(Your objective)
Transcribe the records that follow in their entirety, omitting any pictures.

(Rows from a dataset)
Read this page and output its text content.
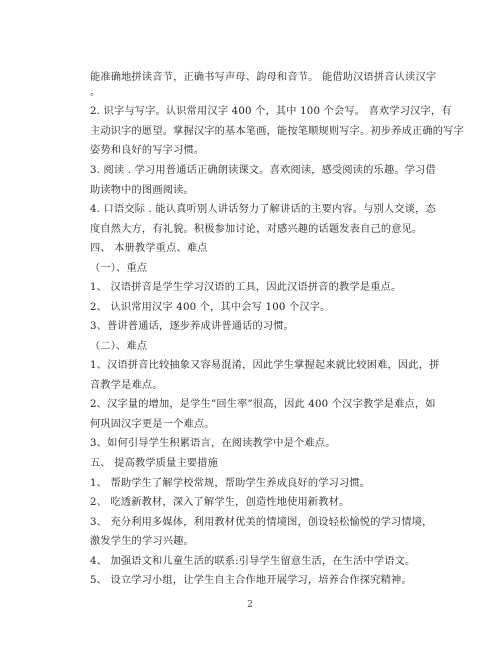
能准确地拼读音节，正确书写声母、韵母和音节。 能借助汉语拼音认读汉字
。
2. 识字与写字。认识常用汉字 400 个，其中 100 个会写。 喜欢学习汉字，有
主动识字的愿望。掌握汉字的基本笔画，能按笔顺规则写字。初步养成正确的写字
姿势和良好的写字习惯。
3. 阅读 . 学习用普通话正确朗读课文。喜欢阅读，感受阅读的乐趣。学习借
助读物中的图画阅读。
4. 口语交际 . 能认真听别人讲话努力了解讲话的主要内容。与别人交谈，态
度自然大方，有礼貌。积极参加讨论，对感兴趣的话题发表自己的意见。
四、 本册教学重点、难点
（一）、重点
1、 汉语拼音是学生学习汉语的工具，因此汉语拼音的教学是重点。
2、 认识常用汉字 400 个，其中会写 100 个汉字。
3、普讲普通话，逐步养成讲普通话的习惯。
（二）、难点
1、汉语拼音比较抽象又容易混淆，因此学生掌握起来就比较困难，因此，拼
音教学是难点。
2、汉字量的增加，是学生”回生率”很高，因此 400 个汉字教学是难点，如
何巩固汉字更是一个难点。
3、如何引导学生积累语言，在阅读教学中是个难点。
五、 提高教学质量主要措施
1、 帮助学生了解学校常规，帮助学生养成良好的学习习惯。
2、 吃透新教材，深入了解学生，创造性地使用新教材。
3、 充分利用多媒体，利用教材优美的情境图，创设轻松愉悦的学习情境，
激发学生的学习兴趣。
4、 加强语文和儿童生活的联系:引导学生留意生活，在生活中学语文。
5、 设立学习小组，让学生自主合作地开展学习，培养合作探究精神。
2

(The output)
Read this page and output its text content.
能准确地拼读音节，正确书写声母、韵母和音节。 能借助汉语拼音认读汉字
。
2. 识字与写字。认识常用汉字 400 个，其中 100 个会写。 喜欢学习汉字，有
主动识字的愿望。掌握汉字的基本笔画，能按笔顺规则写字。初步养成正确的写字
姿势和良好的写字习惯。
3. 阅读 . 学习用普通话正确朗读课文。喜欢阅读，感受阅读的乐趣。学习借
助读物中的图画阅读。
4. 口语交际 . 能认真听别人讲话努力了解讲话的主要内容。与别人交谈，态
度自然大方，有礼貌。积极参加讨论，对感兴趣的话题发表自己的意见。
四、 本册教学重点、难点
（一）、重点
1、 汉语拼音是学生学习汉语的工具，因此汉语拼音的教学是重点。
2、 认识常用汉字 400 个，其中会写 100 个汉字。
3、普讲普通话，逐步养成讲普通话的习惯。
（二）、难点
1、汉语拼音比较抽象又容易混淆，因此学生掌握起来就比较困难，因此，拼
音教学是难点。
2、汉字量的增加，是学生”回生率”很高，因此 400 个汉字教学是难点，如
何巩固汉字更是一个难点。
3、如何引导学生积累语言，在阅读教学中是个难点。
五、 提高教学质量主要措施
1、 帮助学生了解学校常规，帮助学生养成良好的学习习惯。
2、 吃透新教材，深入了解学生，创造性地使用新教材。
3、 充分利用多媒体，利用教材优美的情境图，创设轻松愉悦的学习情境，
激发学生的学习兴趣。
4、 加强语文和儿童生活的联系:引导学生留意生活，在生活中学语文。
5、 设立学习小组，让学生自主合作地开展学习，培养合作探究精神。
2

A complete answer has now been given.